#### [Document]
━━━━━━━━

L'opposant à Vladimir Poutine et champion d'échecs Garry Kasparov a annoncé depuis Genève qu'il ne rentrerait pas en Russie, par crainte de poursuites judiciaires pour ses activités politiques, selon une vidéo postée jeudi sur son site www.kasparov.com.

«Si je reviens à Moscou, je doute sérieusement d'avoir encore la possibilité de sortir du pays. Pour le moment, je m'abstiens de retourner en Russie», a déclaré l'ancien champion du monde d'échecs, ajoutant qu'il risquait d'être poursuivi comme d'autres opposants russes.

Garry Kasparov, 50 ans, l'un des fondateurs des mouvements d'opposition L'Autre Russie et Solidarité a annoncé sa décision mardi à Genève, où il était venu recevoir un prix le récompensant pour son engagement en faveur des droits de l'homme en Russie.

Devenu l'un des principaux opposants du Kremlin - il faut «libérer le pays de la dictature de Poutine», affirme-t-il -, il s'était mis en retrait ces dernières années et se faisait surtout le porte-parole de l'opposition à l'étranger.

━━━━━━━━

#### [Bloc de données]
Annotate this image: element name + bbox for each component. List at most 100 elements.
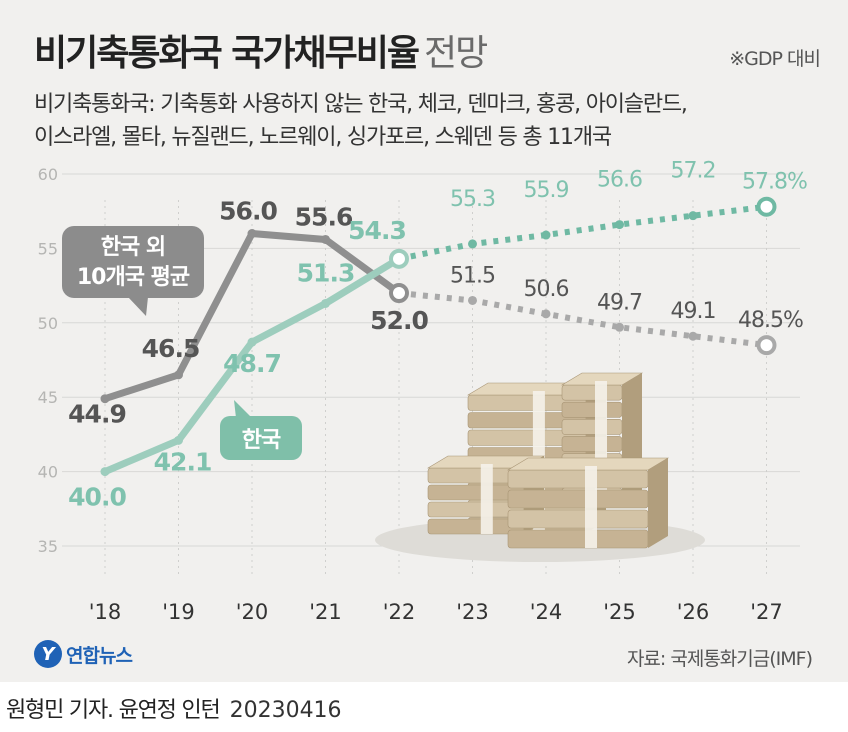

━━━━━━━━

#### [Consignes]
**1)** Reprenez le passage de l'article sur Garry Kasparov commençant à « Garry Kasparov, 50 » et se terminant à « l'opposition à l'étranger. », en substituant « Lausanne » à « Genève ».
**2)** D'après l'article sur Garry Kasparov, pourquoi a-t-il décidé de ne pas rentrer en Russie ? Expliquez-le, s'il vous plaît, en une à trois phrases.
Ces données ne servent à rien ici.

#### [Réponses]
**1)**
Garry Kasparov, 50 ans, l'un des fondateurs des mouvements d'opposition L'Autre Russie et Solidarité a annoncé sa décision mardi à Lausanne, où il était venu recevoir un prix le récompensant pour son engagement en faveur des droits de l'homme en Russie.

Devenu l'un des principaux opposants du Kremlin - il faut «libérer le pays de la dictature de Poutine», affirme-t-il -, il s'était mis en retrait ces dernières années et se faisait surtout le porte-parole de l'opposition à l'étranger.

**2)** Il craint des poursuites judiciaires pour ses activités politiques, comme d'autres opposants russes. S'il revient à Moscou, il doute sérieusement de pouvoir encore sortir du pays.